Jadi, yang dimaksud dengan apa yang nampak dari padanya adalah wajah dan dua telapak tangan. Sebab kedua anggota tubuh inilah yang biasa nampak dari kalangan muslimah di hadapan Nabi Saw sedangkan beliau mendiamkannya. Kedua anggota tubuh ini pula yang nampak dalam ibadah-ibadah seperti haji dan shalat. Kedua anggota tubuh ini biasa terlihat di masa Rasulullah Saw, yaitu di masa masih turunnya ayat al-Qur’an (An-Nabhani, 1990 : 45). Di samping itu terdapat alasan lain yang menunjukkan bahwasanya seluruh tubuh wanita adalah aurat kecuali wajah dan dua telapak tangan karena sabda Rasulullah Saw kepada Asma’ binti Abu Bakar:
“Wahai Asma’ sesungguhnya seorang wanita itu apabila telah baligh (haidl) maka tidak boleh baginya menampakkan tubuhnya kecuali ini dan ini, seraya menunjukkan wajah dan telapak tangannya.” [HR. Abu Dawud].
Inilah dalil-dalil yang menunjukkan dengan jelas bahwasanya seluruh tubuh wanita itu adalah aurat, kecuali wajah dan dua telapak tangannya. Maka diwajibkan atas wanita untuk menutupi auratnya, yaitu menutupi seluruh tubuhnya kecuali wajah dan telapak tangannya.

··········

[Kerjakan tugas berikut]
**A)** Sebutkan semua bagian dalam kutipan tentang aurat wanita yang diapit tanda kurung biasa atau kurung siku, lengkap dengan isinya.
**B)** Tolong jawab pertanyaan berikut berdasarkan kutipan tentang aurat wanita:
(i) Dalam ibadah apa saja wajah dan dua telapak tangan disebut nampak?
(ii) Kepada siapa Rasulullah Saw menyampaikan sabda yang dikutip?
(iii) Apa yang diwajibkan atas wanita menurut kalimat terakhir?
**C)** Tuliskan lanjutan kutipan tentang aurat wanita, dimulai setelah kalimat terakhirnya.
Baris-baris data tidak diperlukan sama sekali untuk tugas ini.

[Kumpulan data]
··········

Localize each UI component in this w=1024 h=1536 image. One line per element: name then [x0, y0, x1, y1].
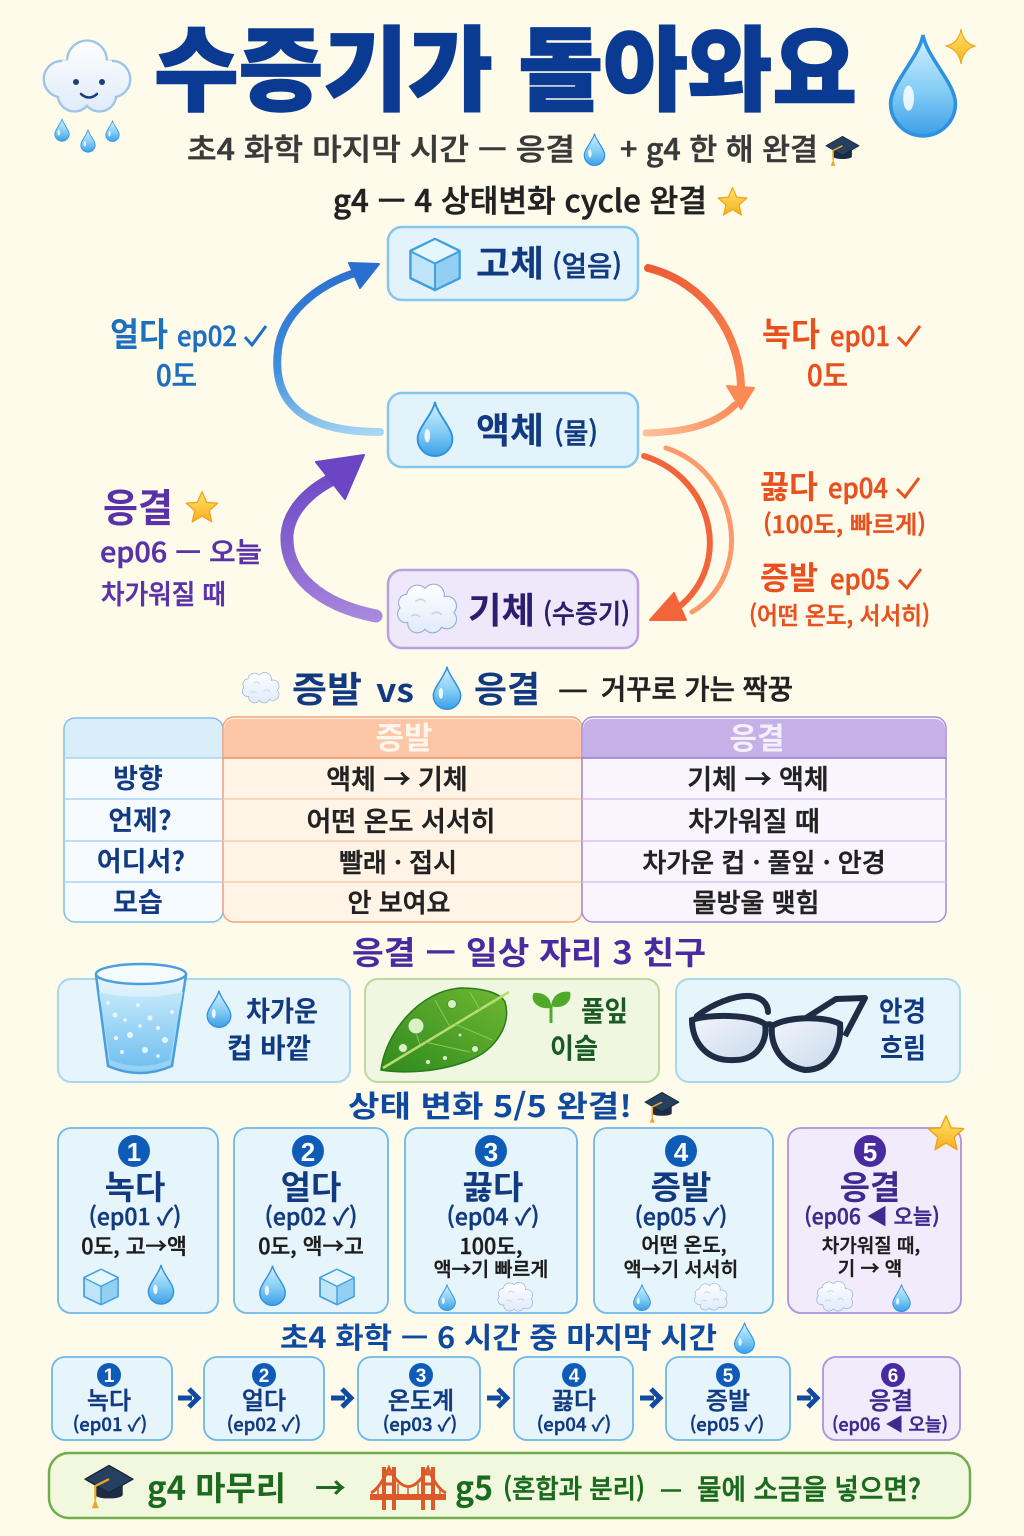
lesson 6: 6: [888, 1366, 898, 1387]
label: evaporation: [749, 553, 930, 631]
label: melting: ep01: [830, 315, 890, 354]
arrow: [331, 1389, 351, 1407]
card: condense: 5: [863, 1137, 877, 1167]
lesson 4: 끓다: [552, 1381, 596, 1416]
lesson 2: (ep02 ✓): [227, 1411, 301, 1437]
lesson 6: (ep06 ◀ 오늘): [832, 1411, 948, 1437]
table column: labels: [64, 718, 223, 922]
arrow: [797, 1389, 817, 1407]
box: gas: 기체: [468, 582, 535, 634]
arrow: [178, 1389, 198, 1407]
card: cold cup: 차가운: [246, 990, 318, 1030]
label: condensation: ep06 — 오늘: [100, 531, 262, 570]
lesson 2: [204, 1357, 324, 1440]
comparison heading: vs: [376, 666, 414, 712]
subtitle: + g4 한 해 완결: [620, 125, 818, 169]
lesson 4: [514, 1357, 633, 1440]
label: boiling: 끓다: [760, 462, 818, 508]
card: boil: 끓다: [463, 1161, 523, 1209]
footer banner: g4 마무리: [147, 1462, 286, 1510]
table column: evaporation: [223, 713, 582, 922]
label: melting: 녹다: [762, 308, 820, 356]
lesson 5: 5: [723, 1366, 734, 1387]
footer banner: g5: [455, 1462, 493, 1510]
lesson 3: 3: [416, 1366, 426, 1387]
lesson 2: 얼다: [242, 1381, 286, 1416]
card: condense: (ep06 ◀ 오늘): [804, 1201, 940, 1231]
arrow: melting: [646, 268, 754, 433]
card: glasses: [676, 979, 960, 1082]
lesson 1: [52, 1357, 172, 1440]
comparison heading: 거꾸로 가는 짝꿍: [601, 668, 793, 708]
lessons heading: 초4 화학 — 6 시간 중 마지막 시간: [280, 1315, 717, 1357]
table column: labels: 언제?: [108, 799, 172, 838]
card: evaporate: 어떤 온도,: [641, 1229, 727, 1258]
states heading: 상태 변화 5/5 완결!: [348, 1082, 632, 1126]
card: cold cup: [58, 964, 350, 1082]
icon: leaf with dew: [381, 988, 509, 1072]
footer banner: [49, 1453, 970, 1518]
lesson 4: 4: [569, 1366, 580, 1387]
card: freeze: [234, 1128, 388, 1313]
table column: condensation: 응결: [729, 714, 785, 758]
label: melting: [762, 308, 920, 395]
card: freeze: 0도, 액→고: [258, 1230, 364, 1261]
card: glasses: 안경: [879, 990, 926, 1030]
card: evaporate: 증발: [651, 1161, 711, 1209]
card: melt: 1: [127, 1137, 141, 1167]
table column: labels: 어디서?: [97, 840, 185, 879]
card: evaporate: [594, 1128, 773, 1313]
box: solid: 고체: [476, 235, 544, 287]
card: cold cup: 컵 바깥: [227, 1027, 311, 1067]
label: condensation: [100, 478, 262, 612]
table column: evaporation: 액체 → 기체: [326, 758, 468, 797]
label: freezing: 0도: [156, 353, 197, 395]
table column: evaporation: 증발: [375, 713, 433, 758]
footer banner: (혼합과 분리): [503, 1469, 645, 1506]
lesson 5: 증발: [706, 1381, 750, 1416]
lesson 5: (ep05 ✓): [690, 1411, 764, 1437]
card: melt: [58, 1128, 218, 1313]
lesson 3: [358, 1357, 480, 1440]
icon: sprout: [533, 992, 571, 1023]
table column: labels: 방향: [113, 757, 163, 796]
comparison table: [64, 713, 946, 922]
card: leaf: 풀잎: [581, 990, 628, 1030]
label: evaporation: (어떤 온도, 서서히): [749, 596, 930, 631]
icon: bridge: [370, 1467, 446, 1510]
icon: graduation cap: [85, 1465, 133, 1508]
subtitle: 초4 화학 마지막 시간 — 응결: [187, 125, 575, 169]
state cycle diagram: [100, 227, 930, 648]
card: freeze: (ep02 ✓): [265, 1198, 357, 1232]
card: boil: (ep04 ✓): [447, 1198, 539, 1232]
subtitle: [187, 125, 859, 169]
label: condensation: 차가워질 때: [101, 573, 226, 612]
card: melt: 0도, 고→액: [81, 1230, 187, 1261]
box: gas: (수증기): [543, 594, 630, 631]
table column: labels: 모습: [113, 881, 163, 920]
card: leaf: [365, 979, 659, 1082]
card: melt: 녹다: [105, 1161, 165, 1209]
title: 수증기가 돌아와요: [154, 0, 857, 130]
label: evaporation: 증발: [760, 553, 818, 599]
footer banner: 물에 소금을 넣으면?: [697, 1468, 921, 1508]
card: boil: [405, 1128, 577, 1313]
card: condense: 기 → 액: [838, 1254, 902, 1281]
arrow: [640, 1389, 660, 1407]
card: boil: 액→기 빠르게: [434, 1253, 548, 1282]
table column: condensation: 기체 → 액체: [687, 758, 829, 797]
icon: large water drop with sparkle: [891, 29, 975, 136]
card: melt: (ep01 ✓): [89, 1198, 181, 1232]
card: leaf: 이슬: [550, 1027, 598, 1067]
card: condense: 응결: [840, 1161, 900, 1209]
arrow: condensation: [287, 455, 376, 616]
card: glasses: 흐림: [880, 1027, 926, 1067]
box: liquid: 액체: [476, 402, 544, 454]
table column: evaporation: 안 보여요: [348, 883, 450, 920]
lesson 2: 2: [259, 1366, 269, 1387]
table column: condensation: [582, 714, 946, 922]
icon: foggy glasses: [692, 996, 865, 1070]
lesson 6: [823, 1357, 960, 1440]
label: evaporation: ep05: [830, 558, 890, 597]
label: boiling: ep04: [828, 467, 888, 506]
table column: evaporation: 어떤 온도 서서히: [306, 800, 496, 839]
box: liquid: (물): [554, 412, 598, 452]
arrow: boiling and evaporation: [644, 448, 732, 620]
label: melting: 0도: [807, 353, 848, 395]
label: freezing: [110, 308, 266, 395]
lesson 1: 녹다: [87, 1381, 131, 1416]
label: boiling: [760, 462, 926, 540]
icon: smiling rain cloud: [45, 42, 129, 152]
card: boil: 100도,: [460, 1230, 522, 1261]
table column: condensation: 차가워질 때: [688, 800, 820, 839]
icon: cold glass: [96, 964, 186, 1073]
comparison heading: —: [558, 666, 588, 708]
box: liquid: [388, 393, 638, 467]
lesson 6: 응결: [869, 1381, 913, 1416]
card: condense: [788, 1116, 964, 1313]
label: condensation: 응결: [103, 478, 173, 534]
daily life heading: 응결 — 일상 자리 3 친구: [352, 928, 706, 974]
card: evaporate: (ep05 ✓): [635, 1198, 727, 1232]
lesson 4: (ep04 ✓): [537, 1411, 611, 1437]
card: freeze: 얼다: [281, 1161, 341, 1209]
card: boil: 3: [484, 1137, 498, 1167]
card: evaporate: 4: [674, 1137, 689, 1167]
table column: condensation: 차가운 컵 · 풀잎 · 안경: [642, 843, 886, 880]
lesson 1: (ep01 ✓): [73, 1411, 147, 1437]
label: freezing: 얼다: [110, 308, 168, 356]
label: freezing: ep02: [177, 315, 237, 354]
table column: condensation: 물방울 맺힘: [693, 883, 819, 920]
box: gas: [388, 570, 638, 648]
box: solid: [388, 227, 638, 300]
footer banner: →: [315, 1464, 346, 1508]
arrow: [487, 1389, 507, 1407]
comparison heading: 응결: [474, 661, 540, 713]
card: condense: 차가워질 때,: [822, 1231, 920, 1258]
lesson 1: 1: [104, 1366, 115, 1387]
table column: evaporation: 빨래 · 접시: [339, 843, 457, 880]
lesson 3: 온도계: [388, 1381, 454, 1416]
cycle heading: g4 — 4 상태변화 cycle 완결: [333, 176, 707, 221]
arrow: freezing: [277, 263, 380, 432]
comparison heading: [243, 661, 793, 713]
lesson 3: (ep03 ✓): [383, 1411, 457, 1437]
lesson 5: [666, 1357, 790, 1440]
label: boiling: (100도, 빠르게): [763, 505, 926, 540]
card: freeze: 2: [301, 1137, 315, 1167]
footer banner: —: [660, 1469, 682, 1506]
comparison heading: 증발: [292, 661, 362, 713]
box: solid: (얼음): [552, 245, 622, 285]
card: evaporate: 액→기 서서히: [624, 1253, 738, 1282]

··········

[Jawaban]
**A)**
- (An-Nabhani, 1990 : 45)
- (haidl)
- [HR. Abu Dawud]

**B)**
(i) Haji dan shalat.
(ii) Asma' binti Abu Bakar.
(iii) Menutupi auratnya, yaitu menutupi seluruh tubuhnya kecuali wajah dan telapak tangannya.

**C)**
b. Busana Muslimah Dalam Kehidupan Khusus
Adapun dengan apa seorang muslimah menutupi aurat tersebut, maka di sini syara’ tidak menentukan bentuk/model pakaian tertentu untuk menutupi aurat, akan tetapi membiarkan secara mutlak tanpa menentukannya dan cukup dengan mencantumkan lafadz dalam firman-Nya (Qs. an-Nuur [24]: 31) “wa laa yubdiina” (Dan janganlah mereka menampakkan) atau sabda Nabi Saw “lam yashluh an yura minha” (tidak boleh baginya menampakkan tubuhnya) [HR. Abu Dawud]. Jadi, pakaian yang menutupi seluruh auratnya kecuali wajah dan telapak tangan dianggap sudah menutupi, walau bagaimana pun bentuknya. Dengan mengenakan daster atau kain yang panjang juga dapat menutupi, begitu pula celana panjang, rok, dan kaos juga dapat menutupinya. Sebab bentuk dan jenis pakaian tidak ditentukan oleh syara’.
Berdasarkan hal ini maka setiap bentuk dan jenis pakaian yang dapat menutupi aurat, yaitu yang tidak menampakkan aurat dianggap sebagai penutup bagi aurat secara syar’i, tanpa melihat lagi bentuk, jenis, maupun macamnya.
Namun demikian syara’ telah mensyaratkan dalam berpakaian agar pakaian yang dikenakan dapat menutupi kulit. Jadi pakaian harus dapat menutupi kulit sehingga warna kulitnya tidak diketahui. Jika tidak demikian, maka dianggap tidak menutupi aurat. Oleh karena itu apabila kain penutup itu tipis/transparan sehingga nampak warna kulitnya dan dapat diketahui apakah kulitnya berwarna merah atau coklat, maka kain penutup seperti ini tidak boleh dijadikan penutup aurat.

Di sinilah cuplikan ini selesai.